> WORK TO COMPLETE: Locate every line below that contains the word "vous" and copy it.

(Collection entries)
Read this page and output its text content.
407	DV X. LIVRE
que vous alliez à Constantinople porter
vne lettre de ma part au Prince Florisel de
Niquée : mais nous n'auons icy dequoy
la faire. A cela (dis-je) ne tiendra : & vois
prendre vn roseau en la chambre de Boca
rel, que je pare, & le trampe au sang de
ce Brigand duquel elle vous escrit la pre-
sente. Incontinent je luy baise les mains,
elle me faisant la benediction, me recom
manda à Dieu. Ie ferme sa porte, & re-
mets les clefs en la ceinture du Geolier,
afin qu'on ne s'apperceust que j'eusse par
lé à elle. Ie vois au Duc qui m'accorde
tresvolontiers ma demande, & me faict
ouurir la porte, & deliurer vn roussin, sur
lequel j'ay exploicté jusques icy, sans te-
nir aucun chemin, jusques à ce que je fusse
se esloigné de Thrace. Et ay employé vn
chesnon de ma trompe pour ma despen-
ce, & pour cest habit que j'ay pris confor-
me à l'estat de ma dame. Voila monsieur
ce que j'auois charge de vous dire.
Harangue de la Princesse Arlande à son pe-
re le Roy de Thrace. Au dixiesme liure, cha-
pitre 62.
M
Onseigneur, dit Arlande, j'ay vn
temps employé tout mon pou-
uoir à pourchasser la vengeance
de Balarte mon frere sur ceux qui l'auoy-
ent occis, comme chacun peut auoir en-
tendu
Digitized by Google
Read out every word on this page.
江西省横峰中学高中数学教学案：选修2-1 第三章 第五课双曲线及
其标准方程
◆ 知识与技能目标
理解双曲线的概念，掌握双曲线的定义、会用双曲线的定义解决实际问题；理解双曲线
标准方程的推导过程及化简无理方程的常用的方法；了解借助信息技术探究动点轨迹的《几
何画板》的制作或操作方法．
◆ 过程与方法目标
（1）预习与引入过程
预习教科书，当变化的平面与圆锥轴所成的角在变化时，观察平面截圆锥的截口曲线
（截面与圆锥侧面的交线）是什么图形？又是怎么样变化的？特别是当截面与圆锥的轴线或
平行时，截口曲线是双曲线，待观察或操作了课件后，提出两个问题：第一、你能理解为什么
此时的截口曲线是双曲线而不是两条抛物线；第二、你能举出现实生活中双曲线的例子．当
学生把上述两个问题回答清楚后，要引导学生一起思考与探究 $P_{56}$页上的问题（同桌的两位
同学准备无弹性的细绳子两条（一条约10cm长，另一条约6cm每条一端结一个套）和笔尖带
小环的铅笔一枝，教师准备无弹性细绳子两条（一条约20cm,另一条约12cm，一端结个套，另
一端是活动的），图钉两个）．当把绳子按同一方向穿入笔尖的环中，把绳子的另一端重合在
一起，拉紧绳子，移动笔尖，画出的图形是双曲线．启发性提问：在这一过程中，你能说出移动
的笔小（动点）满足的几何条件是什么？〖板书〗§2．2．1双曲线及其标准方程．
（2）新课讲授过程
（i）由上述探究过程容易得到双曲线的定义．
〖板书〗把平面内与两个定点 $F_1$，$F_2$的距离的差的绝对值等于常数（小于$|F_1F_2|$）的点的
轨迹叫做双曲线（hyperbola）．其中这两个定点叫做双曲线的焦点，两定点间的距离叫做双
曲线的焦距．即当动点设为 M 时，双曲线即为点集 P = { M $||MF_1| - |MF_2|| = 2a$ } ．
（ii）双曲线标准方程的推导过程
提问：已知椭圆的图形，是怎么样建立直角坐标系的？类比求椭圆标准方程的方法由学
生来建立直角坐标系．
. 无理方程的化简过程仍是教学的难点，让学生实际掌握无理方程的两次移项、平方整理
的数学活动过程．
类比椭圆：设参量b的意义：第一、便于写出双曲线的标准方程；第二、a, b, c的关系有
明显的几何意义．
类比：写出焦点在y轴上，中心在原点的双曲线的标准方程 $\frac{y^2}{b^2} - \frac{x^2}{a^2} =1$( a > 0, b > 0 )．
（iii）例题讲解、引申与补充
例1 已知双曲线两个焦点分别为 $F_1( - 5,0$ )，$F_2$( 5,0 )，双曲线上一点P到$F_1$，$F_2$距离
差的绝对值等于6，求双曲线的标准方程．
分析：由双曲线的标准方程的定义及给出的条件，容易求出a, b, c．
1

> EXERCISE RESULT:
que vous alliez à Constantinople porter
ce Brigand duquel elle vous escrit la pre-
ce que j'auois charge de vous dire.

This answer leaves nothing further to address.